* DIRECTION
Scan the records below. List lines holding "requirements".

## start

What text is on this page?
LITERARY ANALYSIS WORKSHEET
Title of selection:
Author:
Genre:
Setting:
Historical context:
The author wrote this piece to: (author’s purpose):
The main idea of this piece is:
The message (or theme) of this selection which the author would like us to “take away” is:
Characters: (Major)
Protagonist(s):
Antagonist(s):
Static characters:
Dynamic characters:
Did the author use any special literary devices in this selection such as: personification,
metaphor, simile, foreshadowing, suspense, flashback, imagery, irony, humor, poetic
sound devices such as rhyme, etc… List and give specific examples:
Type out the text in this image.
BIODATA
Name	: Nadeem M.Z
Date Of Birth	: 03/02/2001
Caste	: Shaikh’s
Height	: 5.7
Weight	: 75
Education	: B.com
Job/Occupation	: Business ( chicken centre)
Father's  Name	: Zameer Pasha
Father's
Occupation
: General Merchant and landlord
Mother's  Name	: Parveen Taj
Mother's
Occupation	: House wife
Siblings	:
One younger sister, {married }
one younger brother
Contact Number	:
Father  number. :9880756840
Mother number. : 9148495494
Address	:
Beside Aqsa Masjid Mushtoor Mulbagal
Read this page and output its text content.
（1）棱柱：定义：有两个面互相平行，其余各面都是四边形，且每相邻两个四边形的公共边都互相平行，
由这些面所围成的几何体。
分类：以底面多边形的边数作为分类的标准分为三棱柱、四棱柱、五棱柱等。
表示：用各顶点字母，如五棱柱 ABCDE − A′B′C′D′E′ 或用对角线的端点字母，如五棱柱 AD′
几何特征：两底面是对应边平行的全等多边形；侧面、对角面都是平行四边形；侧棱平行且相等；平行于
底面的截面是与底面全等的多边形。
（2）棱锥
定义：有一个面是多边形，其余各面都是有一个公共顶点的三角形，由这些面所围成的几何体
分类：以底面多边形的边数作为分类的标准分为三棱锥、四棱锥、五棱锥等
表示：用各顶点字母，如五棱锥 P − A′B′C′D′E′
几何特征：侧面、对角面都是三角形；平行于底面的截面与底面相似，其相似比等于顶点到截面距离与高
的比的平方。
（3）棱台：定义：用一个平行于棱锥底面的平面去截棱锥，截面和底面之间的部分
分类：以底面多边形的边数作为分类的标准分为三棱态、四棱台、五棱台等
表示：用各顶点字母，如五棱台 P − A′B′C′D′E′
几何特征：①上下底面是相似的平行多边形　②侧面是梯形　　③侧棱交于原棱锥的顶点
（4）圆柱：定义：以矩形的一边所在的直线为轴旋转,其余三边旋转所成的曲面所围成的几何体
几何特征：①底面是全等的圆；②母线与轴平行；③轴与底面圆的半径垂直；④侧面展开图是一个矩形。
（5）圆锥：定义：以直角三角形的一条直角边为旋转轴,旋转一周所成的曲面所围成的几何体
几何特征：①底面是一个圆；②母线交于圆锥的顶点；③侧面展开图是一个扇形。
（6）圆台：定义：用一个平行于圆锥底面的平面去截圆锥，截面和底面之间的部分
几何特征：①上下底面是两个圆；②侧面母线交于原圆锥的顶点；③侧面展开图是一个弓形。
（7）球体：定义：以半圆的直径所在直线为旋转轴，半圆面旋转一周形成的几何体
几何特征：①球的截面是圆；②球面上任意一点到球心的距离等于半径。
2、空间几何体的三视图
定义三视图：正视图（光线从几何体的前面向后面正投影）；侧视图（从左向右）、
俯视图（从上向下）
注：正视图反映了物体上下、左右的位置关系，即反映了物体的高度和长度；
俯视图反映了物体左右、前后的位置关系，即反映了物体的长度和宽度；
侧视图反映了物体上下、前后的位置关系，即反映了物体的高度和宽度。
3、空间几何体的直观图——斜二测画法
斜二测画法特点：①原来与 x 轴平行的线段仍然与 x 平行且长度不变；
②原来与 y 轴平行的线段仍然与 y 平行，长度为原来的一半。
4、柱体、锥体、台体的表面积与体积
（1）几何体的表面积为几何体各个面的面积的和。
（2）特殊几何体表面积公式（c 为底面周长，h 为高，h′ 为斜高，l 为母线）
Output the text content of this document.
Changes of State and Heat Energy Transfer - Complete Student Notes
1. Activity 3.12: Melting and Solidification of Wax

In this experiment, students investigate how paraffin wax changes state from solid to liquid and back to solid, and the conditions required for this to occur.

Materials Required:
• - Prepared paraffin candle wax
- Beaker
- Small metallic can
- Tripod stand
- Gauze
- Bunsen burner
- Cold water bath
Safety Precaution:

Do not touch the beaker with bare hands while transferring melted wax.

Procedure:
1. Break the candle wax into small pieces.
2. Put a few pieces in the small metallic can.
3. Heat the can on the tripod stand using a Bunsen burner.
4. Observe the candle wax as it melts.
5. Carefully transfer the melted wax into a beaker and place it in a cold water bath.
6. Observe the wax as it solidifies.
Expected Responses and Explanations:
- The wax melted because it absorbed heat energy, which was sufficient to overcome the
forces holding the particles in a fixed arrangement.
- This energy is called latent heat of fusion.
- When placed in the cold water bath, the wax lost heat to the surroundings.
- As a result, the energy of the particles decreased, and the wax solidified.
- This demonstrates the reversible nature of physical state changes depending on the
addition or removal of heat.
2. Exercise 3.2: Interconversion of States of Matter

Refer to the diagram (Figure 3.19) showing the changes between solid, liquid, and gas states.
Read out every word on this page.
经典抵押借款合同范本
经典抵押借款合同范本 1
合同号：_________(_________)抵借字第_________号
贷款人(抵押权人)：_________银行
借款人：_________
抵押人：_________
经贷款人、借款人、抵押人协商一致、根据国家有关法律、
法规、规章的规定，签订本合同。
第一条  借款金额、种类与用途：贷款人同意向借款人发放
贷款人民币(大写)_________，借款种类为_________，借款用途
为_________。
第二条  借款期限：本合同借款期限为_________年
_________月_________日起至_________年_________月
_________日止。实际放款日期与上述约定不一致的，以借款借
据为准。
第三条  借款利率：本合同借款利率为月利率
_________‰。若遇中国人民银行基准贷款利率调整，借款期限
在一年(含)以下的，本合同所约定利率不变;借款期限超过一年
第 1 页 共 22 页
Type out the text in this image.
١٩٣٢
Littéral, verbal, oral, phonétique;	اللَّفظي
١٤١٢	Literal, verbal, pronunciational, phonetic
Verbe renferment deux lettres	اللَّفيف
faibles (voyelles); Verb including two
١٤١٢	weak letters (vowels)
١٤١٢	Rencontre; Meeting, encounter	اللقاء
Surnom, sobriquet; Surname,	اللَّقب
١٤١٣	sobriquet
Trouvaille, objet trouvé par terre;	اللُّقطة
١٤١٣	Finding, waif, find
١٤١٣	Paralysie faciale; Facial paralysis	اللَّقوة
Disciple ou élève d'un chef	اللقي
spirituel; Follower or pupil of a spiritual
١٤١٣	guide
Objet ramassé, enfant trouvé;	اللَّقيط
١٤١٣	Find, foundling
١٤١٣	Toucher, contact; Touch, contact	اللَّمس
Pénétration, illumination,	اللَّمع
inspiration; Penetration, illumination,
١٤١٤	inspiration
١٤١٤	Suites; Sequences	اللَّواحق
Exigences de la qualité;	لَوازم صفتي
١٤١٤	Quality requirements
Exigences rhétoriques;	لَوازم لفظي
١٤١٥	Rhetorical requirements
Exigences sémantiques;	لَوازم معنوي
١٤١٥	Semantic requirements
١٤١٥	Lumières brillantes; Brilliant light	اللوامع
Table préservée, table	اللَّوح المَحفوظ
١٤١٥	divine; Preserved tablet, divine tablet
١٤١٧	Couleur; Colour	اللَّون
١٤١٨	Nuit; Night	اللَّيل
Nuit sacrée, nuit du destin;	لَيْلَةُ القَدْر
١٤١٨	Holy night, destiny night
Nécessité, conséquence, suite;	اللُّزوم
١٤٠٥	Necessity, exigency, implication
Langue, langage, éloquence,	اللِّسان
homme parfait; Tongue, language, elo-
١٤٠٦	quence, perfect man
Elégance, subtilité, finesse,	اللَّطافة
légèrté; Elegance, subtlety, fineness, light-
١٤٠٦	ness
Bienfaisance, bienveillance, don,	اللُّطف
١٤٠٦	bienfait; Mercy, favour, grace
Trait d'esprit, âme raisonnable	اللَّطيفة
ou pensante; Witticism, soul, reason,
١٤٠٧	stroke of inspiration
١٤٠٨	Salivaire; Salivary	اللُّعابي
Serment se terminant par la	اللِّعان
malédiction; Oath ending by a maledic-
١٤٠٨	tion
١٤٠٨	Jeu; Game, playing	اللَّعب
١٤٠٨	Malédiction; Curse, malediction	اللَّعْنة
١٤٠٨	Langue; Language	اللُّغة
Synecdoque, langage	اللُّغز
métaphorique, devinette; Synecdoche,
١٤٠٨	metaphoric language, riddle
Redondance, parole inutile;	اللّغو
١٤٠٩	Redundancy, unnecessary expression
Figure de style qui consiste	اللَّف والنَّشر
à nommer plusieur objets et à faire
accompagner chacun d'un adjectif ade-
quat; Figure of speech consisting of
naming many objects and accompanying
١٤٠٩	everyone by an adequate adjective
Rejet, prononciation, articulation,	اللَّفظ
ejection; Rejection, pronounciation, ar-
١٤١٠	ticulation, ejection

## end

* FINAL RESULT
١٤١٤	Quality requirements
١٤١٥	Rhetorical requirements
١٤١٥	Semantic requirements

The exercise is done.